### PROBLEM TO SOLVE
Please report every line from the material that contains the word "Gavotte".

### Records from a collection
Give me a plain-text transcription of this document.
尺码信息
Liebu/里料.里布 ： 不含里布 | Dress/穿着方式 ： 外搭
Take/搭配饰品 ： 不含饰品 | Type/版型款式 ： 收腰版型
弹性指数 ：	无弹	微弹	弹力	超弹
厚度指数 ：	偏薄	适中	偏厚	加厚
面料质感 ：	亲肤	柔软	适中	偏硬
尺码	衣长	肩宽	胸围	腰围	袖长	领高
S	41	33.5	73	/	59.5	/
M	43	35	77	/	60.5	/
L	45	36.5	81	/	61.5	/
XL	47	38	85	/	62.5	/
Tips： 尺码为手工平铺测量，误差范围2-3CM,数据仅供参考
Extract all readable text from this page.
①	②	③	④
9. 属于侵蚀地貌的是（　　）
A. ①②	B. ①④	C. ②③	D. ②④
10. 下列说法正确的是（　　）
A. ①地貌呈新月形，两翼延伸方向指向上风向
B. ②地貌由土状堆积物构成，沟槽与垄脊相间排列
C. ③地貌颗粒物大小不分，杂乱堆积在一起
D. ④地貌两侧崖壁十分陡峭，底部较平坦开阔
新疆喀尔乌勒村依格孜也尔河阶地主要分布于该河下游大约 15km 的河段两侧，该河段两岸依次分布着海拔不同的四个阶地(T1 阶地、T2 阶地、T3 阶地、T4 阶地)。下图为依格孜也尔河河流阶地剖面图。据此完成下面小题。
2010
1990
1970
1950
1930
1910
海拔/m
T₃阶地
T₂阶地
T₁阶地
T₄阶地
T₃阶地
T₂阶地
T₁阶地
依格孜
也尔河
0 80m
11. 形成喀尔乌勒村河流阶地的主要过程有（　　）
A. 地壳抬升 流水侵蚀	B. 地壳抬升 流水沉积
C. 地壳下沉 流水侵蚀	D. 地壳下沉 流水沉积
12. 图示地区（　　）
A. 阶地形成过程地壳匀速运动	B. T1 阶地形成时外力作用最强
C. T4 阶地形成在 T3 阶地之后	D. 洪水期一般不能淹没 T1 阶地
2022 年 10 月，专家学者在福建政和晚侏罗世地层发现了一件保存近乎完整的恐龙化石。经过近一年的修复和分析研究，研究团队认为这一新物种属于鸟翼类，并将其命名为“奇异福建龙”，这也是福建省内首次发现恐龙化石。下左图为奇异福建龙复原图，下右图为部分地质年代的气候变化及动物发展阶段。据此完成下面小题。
---
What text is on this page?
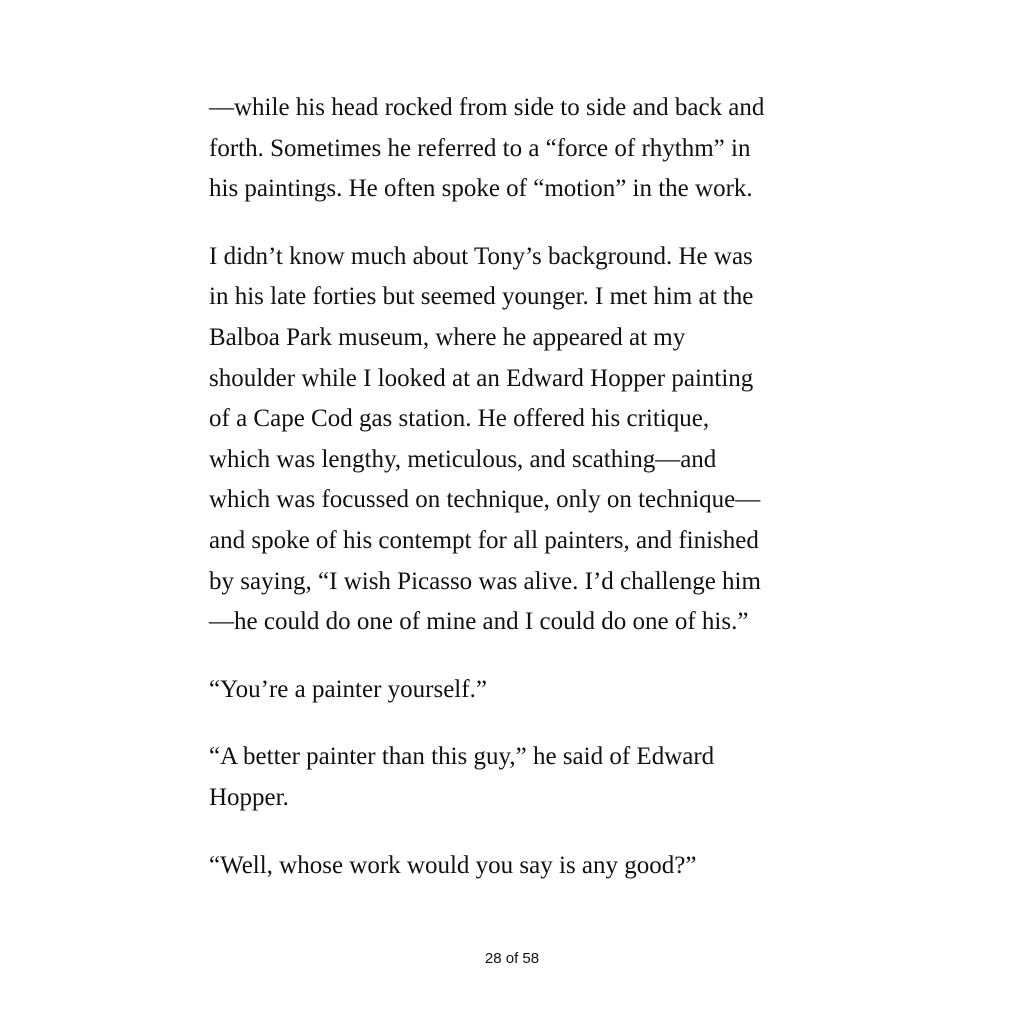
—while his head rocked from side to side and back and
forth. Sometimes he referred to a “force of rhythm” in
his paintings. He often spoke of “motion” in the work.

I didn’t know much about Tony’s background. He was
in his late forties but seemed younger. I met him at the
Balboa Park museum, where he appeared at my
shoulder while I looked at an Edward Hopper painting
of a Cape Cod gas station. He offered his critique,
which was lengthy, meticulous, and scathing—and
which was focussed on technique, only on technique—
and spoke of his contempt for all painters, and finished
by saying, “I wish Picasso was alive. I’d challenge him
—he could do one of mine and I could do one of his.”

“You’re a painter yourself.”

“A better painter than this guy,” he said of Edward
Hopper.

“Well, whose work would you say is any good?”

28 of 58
* * *
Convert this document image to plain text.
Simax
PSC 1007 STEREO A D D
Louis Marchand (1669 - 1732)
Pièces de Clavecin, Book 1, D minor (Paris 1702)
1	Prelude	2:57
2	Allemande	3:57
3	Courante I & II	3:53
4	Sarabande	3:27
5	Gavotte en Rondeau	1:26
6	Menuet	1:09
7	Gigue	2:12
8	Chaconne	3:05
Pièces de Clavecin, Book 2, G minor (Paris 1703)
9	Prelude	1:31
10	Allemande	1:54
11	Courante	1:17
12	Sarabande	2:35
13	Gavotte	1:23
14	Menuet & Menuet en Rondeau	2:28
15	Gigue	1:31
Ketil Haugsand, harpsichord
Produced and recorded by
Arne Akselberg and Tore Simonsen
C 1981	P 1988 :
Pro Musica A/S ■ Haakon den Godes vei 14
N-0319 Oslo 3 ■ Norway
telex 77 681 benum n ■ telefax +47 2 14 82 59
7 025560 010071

### COMPLETED EXERCISE
5	Gavotte en Rondeau	1:26
13	Gavotte	1:23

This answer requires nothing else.